▽

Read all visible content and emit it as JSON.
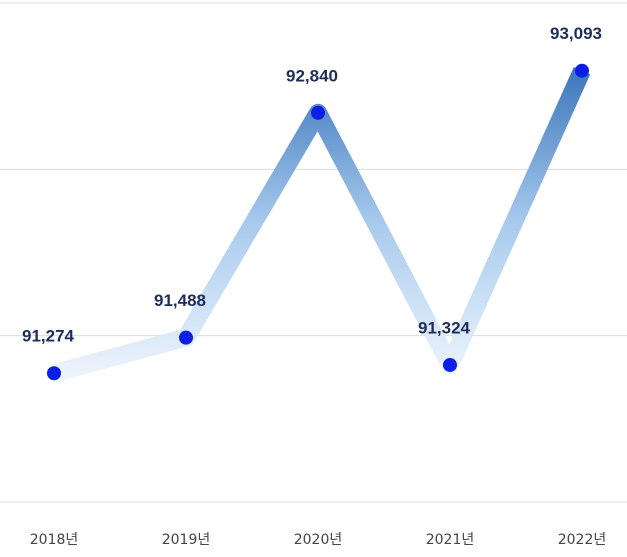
{
  "chart_data": {
    "type": "line",
    "categories": [
      "2018년",
      "2019년",
      "2020년",
      "2021년",
      "2022년"
    ],
    "values": [
      91274,
      91488,
      92840,
      91324,
      93093
    ],
    "value_labels": [
      "91,274",
      "91,488",
      "92,840",
      "91,324",
      "93,093"
    ],
    "color": "#0a1ee6",
    "ylim": [
      90500,
      93500
    ],
    "yticks": [
      90500,
      91500,
      92500,
      93500
    ],
    "grid": true
  }
}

△

* **Exercise**:
Pictures don't belong in the copy. Transcribe every record exactly as it appears.

* **Answer in full**:
Read all visible content and emit it as JSON.
{
  "chart_data": {
    "type": "line",
    "categories": [
      "2018년",
      "2019년",
      "2020년",
      "2021년",
      "2022년"
    ],
    "values": [
      91274,
      91488,
      92840,
      91324,
      93093
    ],
    "value_labels": [
      "91,274",
      "91,488",
      "92,840",
      "91,324",
      "93,093"
    ],
    "color": "#0a1ee6",
    "ylim": [
      90500,
      93500
    ],
    "yticks": [
      90500,
      91500,
      92500,
      93500
    ],
    "grid": true
  }
}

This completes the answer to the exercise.